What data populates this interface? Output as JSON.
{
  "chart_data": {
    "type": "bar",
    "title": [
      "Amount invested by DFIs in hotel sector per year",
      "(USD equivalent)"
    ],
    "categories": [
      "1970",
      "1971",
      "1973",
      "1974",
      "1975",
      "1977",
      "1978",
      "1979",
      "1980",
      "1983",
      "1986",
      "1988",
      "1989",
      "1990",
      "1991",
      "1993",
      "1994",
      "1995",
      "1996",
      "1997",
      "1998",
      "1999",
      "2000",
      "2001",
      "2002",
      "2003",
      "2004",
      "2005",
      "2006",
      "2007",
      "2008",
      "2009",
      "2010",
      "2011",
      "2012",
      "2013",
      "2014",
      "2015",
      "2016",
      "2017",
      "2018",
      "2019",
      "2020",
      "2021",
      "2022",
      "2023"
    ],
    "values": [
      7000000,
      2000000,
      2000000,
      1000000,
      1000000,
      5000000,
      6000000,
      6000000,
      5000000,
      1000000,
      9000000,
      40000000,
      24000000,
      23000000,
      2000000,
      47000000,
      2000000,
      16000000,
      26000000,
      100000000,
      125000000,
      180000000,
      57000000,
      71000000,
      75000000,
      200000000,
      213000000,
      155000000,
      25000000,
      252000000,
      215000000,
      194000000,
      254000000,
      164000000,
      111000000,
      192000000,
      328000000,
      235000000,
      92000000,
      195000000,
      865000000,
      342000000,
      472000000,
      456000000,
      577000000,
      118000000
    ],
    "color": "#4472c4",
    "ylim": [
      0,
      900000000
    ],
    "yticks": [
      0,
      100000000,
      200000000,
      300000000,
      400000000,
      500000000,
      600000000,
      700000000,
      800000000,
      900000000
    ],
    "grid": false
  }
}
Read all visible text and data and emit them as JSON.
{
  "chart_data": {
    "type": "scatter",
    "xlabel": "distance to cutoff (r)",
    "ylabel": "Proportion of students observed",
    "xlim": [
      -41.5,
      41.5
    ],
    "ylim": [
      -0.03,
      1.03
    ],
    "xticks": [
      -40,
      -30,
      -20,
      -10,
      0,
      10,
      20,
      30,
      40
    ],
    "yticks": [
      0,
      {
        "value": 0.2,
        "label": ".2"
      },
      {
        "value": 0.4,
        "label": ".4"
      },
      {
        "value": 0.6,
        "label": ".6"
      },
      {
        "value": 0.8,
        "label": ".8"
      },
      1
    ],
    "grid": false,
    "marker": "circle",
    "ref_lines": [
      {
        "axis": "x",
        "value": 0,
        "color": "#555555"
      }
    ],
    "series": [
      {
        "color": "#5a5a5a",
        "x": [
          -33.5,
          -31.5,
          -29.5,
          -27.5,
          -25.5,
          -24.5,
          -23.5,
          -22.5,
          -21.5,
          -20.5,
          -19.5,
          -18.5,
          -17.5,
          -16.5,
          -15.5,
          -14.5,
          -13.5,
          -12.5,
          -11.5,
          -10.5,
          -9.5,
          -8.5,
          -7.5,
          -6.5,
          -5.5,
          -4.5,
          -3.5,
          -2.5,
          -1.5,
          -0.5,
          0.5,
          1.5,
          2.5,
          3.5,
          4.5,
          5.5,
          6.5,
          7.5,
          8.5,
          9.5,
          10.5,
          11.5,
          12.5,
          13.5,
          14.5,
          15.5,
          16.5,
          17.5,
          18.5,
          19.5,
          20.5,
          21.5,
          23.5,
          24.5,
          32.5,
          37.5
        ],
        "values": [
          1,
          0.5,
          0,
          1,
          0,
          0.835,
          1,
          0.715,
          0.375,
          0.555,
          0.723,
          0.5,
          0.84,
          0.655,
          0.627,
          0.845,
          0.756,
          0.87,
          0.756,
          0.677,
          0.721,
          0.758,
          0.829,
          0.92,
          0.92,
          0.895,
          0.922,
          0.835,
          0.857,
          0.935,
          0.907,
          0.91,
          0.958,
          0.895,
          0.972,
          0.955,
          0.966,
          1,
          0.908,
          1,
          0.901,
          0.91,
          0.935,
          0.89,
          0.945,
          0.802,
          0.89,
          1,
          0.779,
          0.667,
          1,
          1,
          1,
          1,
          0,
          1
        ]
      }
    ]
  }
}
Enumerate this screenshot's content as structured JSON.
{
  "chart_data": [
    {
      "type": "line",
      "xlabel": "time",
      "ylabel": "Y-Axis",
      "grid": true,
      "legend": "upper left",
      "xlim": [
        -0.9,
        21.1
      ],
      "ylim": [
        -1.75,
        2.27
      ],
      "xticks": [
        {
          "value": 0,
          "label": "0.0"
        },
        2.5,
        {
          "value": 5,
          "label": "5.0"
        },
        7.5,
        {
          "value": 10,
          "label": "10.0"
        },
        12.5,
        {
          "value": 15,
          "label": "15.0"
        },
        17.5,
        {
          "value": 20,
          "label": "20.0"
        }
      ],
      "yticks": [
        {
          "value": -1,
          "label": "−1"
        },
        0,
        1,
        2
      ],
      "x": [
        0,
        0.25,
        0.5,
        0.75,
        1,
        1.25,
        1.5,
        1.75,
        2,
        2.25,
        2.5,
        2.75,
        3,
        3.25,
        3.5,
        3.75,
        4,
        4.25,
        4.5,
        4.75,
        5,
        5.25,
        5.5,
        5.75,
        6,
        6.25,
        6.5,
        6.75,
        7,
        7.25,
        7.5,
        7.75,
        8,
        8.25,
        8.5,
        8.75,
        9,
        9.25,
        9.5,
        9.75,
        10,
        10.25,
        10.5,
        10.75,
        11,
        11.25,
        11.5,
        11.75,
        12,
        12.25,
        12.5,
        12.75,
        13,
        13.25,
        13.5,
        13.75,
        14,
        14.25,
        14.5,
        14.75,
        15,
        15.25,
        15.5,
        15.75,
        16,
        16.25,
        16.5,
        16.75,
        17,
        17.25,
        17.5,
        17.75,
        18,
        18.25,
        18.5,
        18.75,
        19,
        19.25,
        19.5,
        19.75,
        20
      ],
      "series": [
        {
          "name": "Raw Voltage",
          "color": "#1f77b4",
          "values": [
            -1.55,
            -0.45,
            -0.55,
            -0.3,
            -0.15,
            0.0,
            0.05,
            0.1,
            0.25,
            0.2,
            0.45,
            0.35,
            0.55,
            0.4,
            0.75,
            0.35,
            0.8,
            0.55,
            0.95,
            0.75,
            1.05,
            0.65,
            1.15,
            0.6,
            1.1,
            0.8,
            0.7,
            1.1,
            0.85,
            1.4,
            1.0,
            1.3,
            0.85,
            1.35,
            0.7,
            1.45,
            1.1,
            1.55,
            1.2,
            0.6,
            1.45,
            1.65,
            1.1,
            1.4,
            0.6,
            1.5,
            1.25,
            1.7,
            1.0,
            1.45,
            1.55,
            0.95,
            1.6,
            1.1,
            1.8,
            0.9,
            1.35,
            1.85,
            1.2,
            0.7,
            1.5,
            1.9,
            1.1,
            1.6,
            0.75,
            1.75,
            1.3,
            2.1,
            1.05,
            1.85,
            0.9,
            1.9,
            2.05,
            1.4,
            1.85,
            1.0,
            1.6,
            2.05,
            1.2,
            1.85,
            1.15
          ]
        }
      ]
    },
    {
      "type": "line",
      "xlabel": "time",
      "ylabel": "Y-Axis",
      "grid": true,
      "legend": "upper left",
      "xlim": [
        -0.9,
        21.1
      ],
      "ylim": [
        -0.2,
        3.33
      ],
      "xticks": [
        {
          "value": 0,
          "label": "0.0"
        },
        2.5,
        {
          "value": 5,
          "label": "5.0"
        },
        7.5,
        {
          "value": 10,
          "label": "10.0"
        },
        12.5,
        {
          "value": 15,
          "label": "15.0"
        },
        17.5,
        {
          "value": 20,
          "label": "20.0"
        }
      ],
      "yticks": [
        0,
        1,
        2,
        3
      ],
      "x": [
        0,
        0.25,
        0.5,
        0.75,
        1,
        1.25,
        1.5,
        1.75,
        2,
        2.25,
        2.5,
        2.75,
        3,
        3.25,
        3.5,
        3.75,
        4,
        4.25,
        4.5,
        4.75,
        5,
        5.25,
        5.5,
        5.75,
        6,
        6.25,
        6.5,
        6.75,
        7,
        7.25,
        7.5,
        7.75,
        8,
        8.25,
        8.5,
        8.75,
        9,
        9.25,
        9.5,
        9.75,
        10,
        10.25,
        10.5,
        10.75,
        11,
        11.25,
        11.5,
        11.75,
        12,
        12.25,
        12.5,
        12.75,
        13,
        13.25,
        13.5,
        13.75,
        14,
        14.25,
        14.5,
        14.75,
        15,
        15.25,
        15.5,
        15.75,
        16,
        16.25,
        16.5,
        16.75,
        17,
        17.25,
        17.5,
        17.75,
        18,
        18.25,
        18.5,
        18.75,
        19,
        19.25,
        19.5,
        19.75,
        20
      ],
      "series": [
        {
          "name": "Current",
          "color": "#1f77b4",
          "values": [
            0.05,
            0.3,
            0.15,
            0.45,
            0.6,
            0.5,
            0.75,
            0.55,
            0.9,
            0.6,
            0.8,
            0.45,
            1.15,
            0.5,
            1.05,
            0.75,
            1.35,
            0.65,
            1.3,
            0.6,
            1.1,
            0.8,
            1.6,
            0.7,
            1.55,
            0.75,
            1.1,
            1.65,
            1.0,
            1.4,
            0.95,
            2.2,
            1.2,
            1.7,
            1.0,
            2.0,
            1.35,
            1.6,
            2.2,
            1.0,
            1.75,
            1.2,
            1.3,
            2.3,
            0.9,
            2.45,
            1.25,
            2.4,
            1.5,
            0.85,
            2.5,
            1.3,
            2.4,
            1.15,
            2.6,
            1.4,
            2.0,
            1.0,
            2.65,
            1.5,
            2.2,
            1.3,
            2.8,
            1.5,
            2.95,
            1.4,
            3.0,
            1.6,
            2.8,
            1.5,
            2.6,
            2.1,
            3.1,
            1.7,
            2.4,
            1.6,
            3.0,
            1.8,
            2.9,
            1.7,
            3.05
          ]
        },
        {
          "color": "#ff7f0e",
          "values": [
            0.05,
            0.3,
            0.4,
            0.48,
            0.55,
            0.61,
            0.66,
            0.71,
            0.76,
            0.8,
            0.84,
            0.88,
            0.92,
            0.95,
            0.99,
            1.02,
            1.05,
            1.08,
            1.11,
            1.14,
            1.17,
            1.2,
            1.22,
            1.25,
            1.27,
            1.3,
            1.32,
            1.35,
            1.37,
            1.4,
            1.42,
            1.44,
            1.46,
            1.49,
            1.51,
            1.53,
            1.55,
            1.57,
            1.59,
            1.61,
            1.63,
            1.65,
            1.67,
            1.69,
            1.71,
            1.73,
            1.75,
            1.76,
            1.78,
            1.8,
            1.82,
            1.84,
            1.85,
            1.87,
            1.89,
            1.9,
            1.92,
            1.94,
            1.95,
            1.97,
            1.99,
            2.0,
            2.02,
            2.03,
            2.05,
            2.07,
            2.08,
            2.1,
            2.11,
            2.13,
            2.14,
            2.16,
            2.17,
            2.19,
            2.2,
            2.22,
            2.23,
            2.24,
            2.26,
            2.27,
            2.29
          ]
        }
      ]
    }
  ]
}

Stated goal:
How many lines of the entries above hold the string "JSON"? Reply with the number alone.

Task result:
3